> **WHAT NEEDS TO BE DONE**:
Copy all the data exactly, except the pictures.

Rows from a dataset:
__________
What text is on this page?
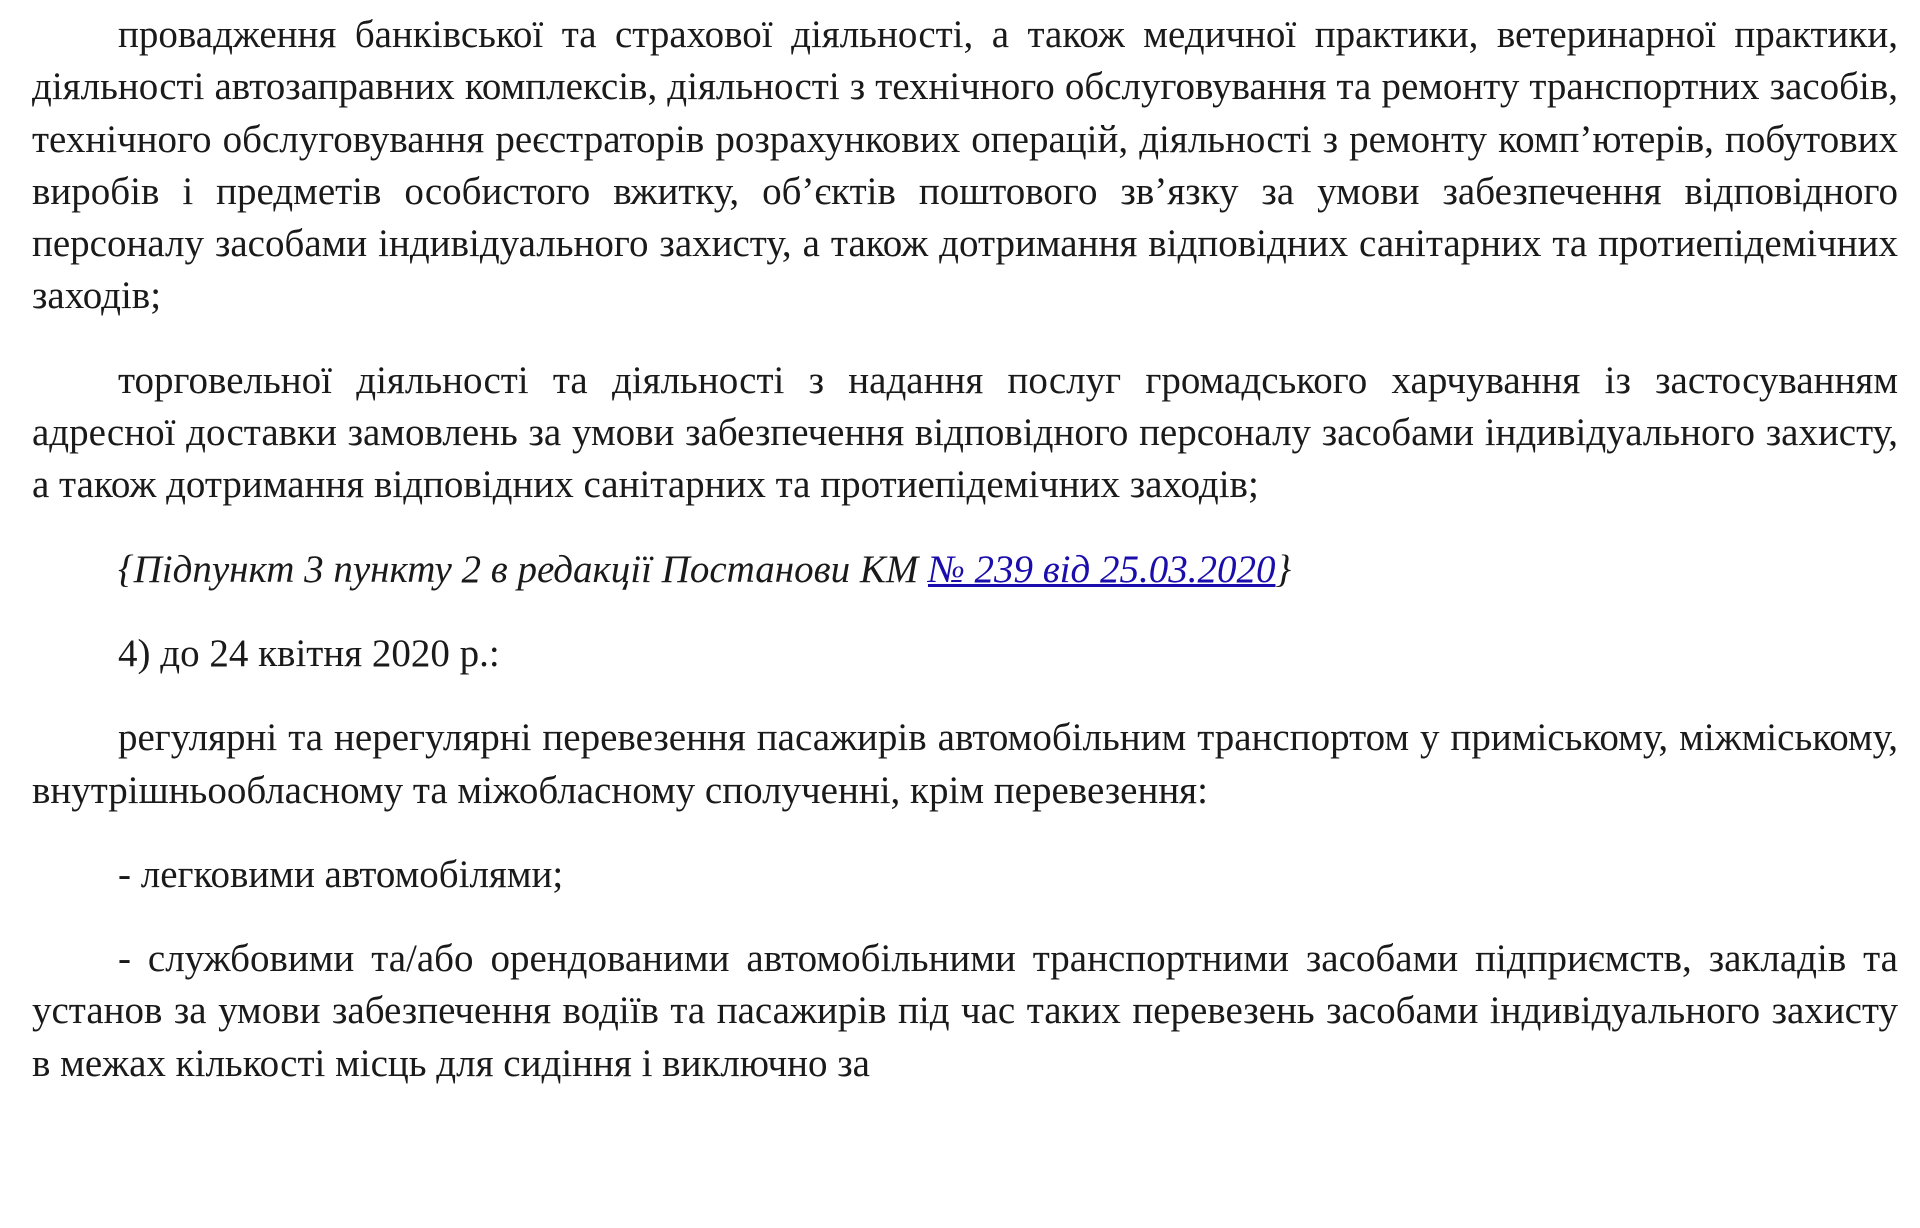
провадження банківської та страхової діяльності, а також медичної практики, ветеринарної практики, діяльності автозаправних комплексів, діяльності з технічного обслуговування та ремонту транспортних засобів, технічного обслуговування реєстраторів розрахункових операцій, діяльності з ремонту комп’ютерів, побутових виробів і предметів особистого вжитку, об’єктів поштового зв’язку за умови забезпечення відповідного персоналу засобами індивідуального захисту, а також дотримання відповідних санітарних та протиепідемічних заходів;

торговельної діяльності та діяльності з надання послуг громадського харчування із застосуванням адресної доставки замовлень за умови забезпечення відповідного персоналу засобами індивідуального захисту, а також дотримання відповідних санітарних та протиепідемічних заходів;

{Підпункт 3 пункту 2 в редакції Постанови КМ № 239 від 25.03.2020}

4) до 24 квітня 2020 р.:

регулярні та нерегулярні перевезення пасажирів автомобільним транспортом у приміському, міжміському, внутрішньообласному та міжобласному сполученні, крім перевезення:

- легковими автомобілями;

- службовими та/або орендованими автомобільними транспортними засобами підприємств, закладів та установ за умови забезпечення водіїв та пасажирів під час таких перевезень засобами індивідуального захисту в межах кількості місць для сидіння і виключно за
__________
> **EXERCISE RESULT**:
What text is on this page?
провадження банківської та страхової діяльності, а також медичної практики, ветеринарної практики, діяльності автозаправних комплексів, діяльності з технічного обслуговування та ремонту транспортних засобів, технічного обслуговування реєстраторів розрахункових операцій, діяльності з ремонту комп’ютерів, побутових виробів і предметів особистого вжитку, об’єктів поштового зв’язку за умови забезпечення відповідного персоналу засобами індивідуального захисту, а також дотримання відповідних санітарних та протиепідемічних заходів;

торговельної діяльності та діяльності з надання послуг громадського харчування із застосуванням адресної доставки замовлень за умови забезпечення відповідного персоналу засобами індивідуального захисту, а також дотримання відповідних санітарних та протиепідемічних заходів;

{Підпункт 3 пункту 2 в редакції Постанови КМ № 239 від 25.03.2020}

4) до 24 квітня 2020 р.:

регулярні та нерегулярні перевезення пасажирів автомобільним транспортом у приміському, міжміському, внутрішньообласному та міжобласному сполученні, крім перевезення:

- легковими автомобілями;

- службовими та/або орендованими автомобільними транспортними засобами підприємств, закладів та установ за умови забезпечення водіїв та пасажирів під час таких перевезень засобами індивідуального захисту в межах кількості місць для сидіння і виключно за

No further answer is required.